**Data:**
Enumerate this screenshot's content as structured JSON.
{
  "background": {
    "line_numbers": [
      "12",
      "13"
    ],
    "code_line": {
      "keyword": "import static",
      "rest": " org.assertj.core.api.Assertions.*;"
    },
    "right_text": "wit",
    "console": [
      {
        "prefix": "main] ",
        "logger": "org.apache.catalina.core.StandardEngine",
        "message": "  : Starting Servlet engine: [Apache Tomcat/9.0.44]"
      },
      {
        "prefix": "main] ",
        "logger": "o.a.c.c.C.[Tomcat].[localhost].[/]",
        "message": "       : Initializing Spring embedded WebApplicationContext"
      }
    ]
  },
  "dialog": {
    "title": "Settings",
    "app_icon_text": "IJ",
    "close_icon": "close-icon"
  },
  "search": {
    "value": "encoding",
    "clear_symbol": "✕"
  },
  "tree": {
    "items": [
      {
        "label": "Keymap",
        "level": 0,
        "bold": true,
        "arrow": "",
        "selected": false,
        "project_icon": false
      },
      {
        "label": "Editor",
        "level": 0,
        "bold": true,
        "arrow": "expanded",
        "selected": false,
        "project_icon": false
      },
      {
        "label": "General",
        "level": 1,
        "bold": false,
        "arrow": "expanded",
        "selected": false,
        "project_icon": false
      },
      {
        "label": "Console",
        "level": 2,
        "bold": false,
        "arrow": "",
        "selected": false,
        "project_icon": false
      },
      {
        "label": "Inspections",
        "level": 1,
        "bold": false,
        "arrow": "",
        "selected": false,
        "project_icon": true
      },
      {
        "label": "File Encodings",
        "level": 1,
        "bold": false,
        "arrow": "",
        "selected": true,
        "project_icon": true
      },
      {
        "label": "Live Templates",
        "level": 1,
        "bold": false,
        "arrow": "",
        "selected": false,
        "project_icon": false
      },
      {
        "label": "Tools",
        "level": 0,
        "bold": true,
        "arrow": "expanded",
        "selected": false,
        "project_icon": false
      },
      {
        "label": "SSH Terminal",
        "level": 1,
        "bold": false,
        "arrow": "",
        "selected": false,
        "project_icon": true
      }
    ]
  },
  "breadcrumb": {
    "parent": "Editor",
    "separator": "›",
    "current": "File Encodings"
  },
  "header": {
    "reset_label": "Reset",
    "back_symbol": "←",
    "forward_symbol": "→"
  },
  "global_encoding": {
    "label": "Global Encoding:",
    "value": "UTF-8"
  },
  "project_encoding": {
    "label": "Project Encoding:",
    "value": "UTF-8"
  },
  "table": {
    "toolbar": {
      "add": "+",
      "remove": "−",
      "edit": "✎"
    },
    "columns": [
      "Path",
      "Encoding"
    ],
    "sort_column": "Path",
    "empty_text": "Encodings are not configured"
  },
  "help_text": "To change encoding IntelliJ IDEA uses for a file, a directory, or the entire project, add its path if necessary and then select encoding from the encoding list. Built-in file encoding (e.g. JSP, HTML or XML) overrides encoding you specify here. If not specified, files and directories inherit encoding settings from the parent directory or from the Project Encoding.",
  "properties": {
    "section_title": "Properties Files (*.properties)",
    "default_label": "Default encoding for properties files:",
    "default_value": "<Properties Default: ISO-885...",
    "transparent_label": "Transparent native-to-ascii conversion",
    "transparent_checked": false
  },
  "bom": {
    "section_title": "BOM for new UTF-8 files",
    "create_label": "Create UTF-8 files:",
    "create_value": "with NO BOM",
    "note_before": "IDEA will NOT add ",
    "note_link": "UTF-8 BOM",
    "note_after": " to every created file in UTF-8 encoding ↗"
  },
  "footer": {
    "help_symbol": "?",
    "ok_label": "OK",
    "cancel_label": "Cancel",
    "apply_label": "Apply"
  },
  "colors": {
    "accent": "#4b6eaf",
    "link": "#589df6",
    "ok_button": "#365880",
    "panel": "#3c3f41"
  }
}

**Task statement:**
Would you give the material above again, complete and exact?

**Exercise response:**
Enumerate this screenshot's content as structured JSON.
{
  "background": {
    "line_numbers": [
      "12",
      "13"
    ],
    "code_line": {
      "keyword": "import static",
      "rest": " org.assertj.core.api.Assertions.*;"
    },
    "right_text": "wit",
    "console": [
      {
        "prefix": "main] ",
        "logger": "org.apache.catalina.core.StandardEngine",
        "message": "  : Starting Servlet engine: [Apache Tomcat/9.0.44]"
      },
      {
        "prefix": "main] ",
        "logger": "o.a.c.c.C.[Tomcat].[localhost].[/]",
        "message": "       : Initializing Spring embedded WebApplicationContext"
      }
    ]
  },
  "dialog": {
    "title": "Settings",
    "app_icon_text": "IJ",
    "close_icon": "close-icon"
  },
  "search": {
    "value": "encoding",
    "clear_symbol": "✕"
  },
  "tree": {
    "items": [
      {
        "label": "Keymap",
        "level": 0,
        "bold": true,
        "arrow": "",
        "selected": false,
        "project_icon": false
      },
      {
        "label": "Editor",
        "level": 0,
        "bold": true,
        "arrow": "expanded",
        "selected": false,
        "project_icon": false
      },
      {
        "label": "General",
        "level": 1,
        "bold": false,
        "arrow": "expanded",
        "selected": false,
        "project_icon": false
      },
      {
        "label": "Console",
        "level": 2,
        "bold": false,
        "arrow": "",
        "selected": false,
        "project_icon": false
      },
      {
        "label": "Inspections",
        "level": 1,
        "bold": false,
        "arrow": "",
        "selected": false,
        "project_icon": true
      },
      {
        "label": "File Encodings",
        "level": 1,
        "bold": false,
        "arrow": "",
        "selected": true,
        "project_icon": true
      },
      {
        "label": "Live Templates",
        "level": 1,
        "bold": false,
        "arrow": "",
        "selected": false,
        "project_icon": false
      },
      {
        "label": "Tools",
        "level": 0,
        "bold": true,
        "arrow": "expanded",
        "selected": false,
        "project_icon": false
      },
      {
        "label": "SSH Terminal",
        "level": 1,
        "bold": false,
        "arrow": "",
        "selected": false,
        "project_icon": true
      }
    ]
  },
  "breadcrumb": {
    "parent": "Editor",
    "separator": "›",
    "current": "File Encodings"
  },
  "header": {
    "reset_label": "Reset",
    "back_symbol": "←",
    "forward_symbol": "→"
  },
  "global_encoding": {
    "label": "Global Encoding:",
    "value": "UTF-8"
  },
  "project_encoding": {
    "label": "Project Encoding:",
    "value": "UTF-8"
  },
  "table": {
    "toolbar": {
      "add": "+",
      "remove": "−",
      "edit": "✎"
    },
    "columns": [
      "Path",
      "Encoding"
    ],
    "sort_column": "Path",
    "empty_text": "Encodings are not configured"
  },
  "help_text": "To change encoding IntelliJ IDEA uses for a file, a directory, or the entire project, add its path if necessary and then select encoding from the encoding list. Built-in file encoding (e.g. JSP, HTML or XML) overrides encoding you specify here. If not specified, files and directories inherit encoding settings from the parent directory or from the Project Encoding.",
  "properties": {
    "section_title": "Properties Files (*.properties)",
    "default_label": "Default encoding for properties files:",
    "default_value": "<Properties Default: ISO-885...",
    "transparent_label": "Transparent native-to-ascii conversion",
    "transparent_checked": false
  },
  "bom": {
    "section_title": "BOM for new UTF-8 files",
    "create_label": "Create UTF-8 files:",
    "create_value": "with NO BOM",
    "note_before": "IDEA will NOT add ",
    "note_link": "UTF-8 BOM",
    "note_after": " to every created file in UTF-8 encoding ↗"
  },
  "footer": {
    "help_symbol": "?",
    "ok_label": "OK",
    "cancel_label": "Cancel",
    "apply_label": "Apply"
  },
  "colors": {
    "accent": "#4b6eaf",
    "link": "#589df6",
    "ok_button": "#365880",
    "panel": "#3c3f41"
  }
}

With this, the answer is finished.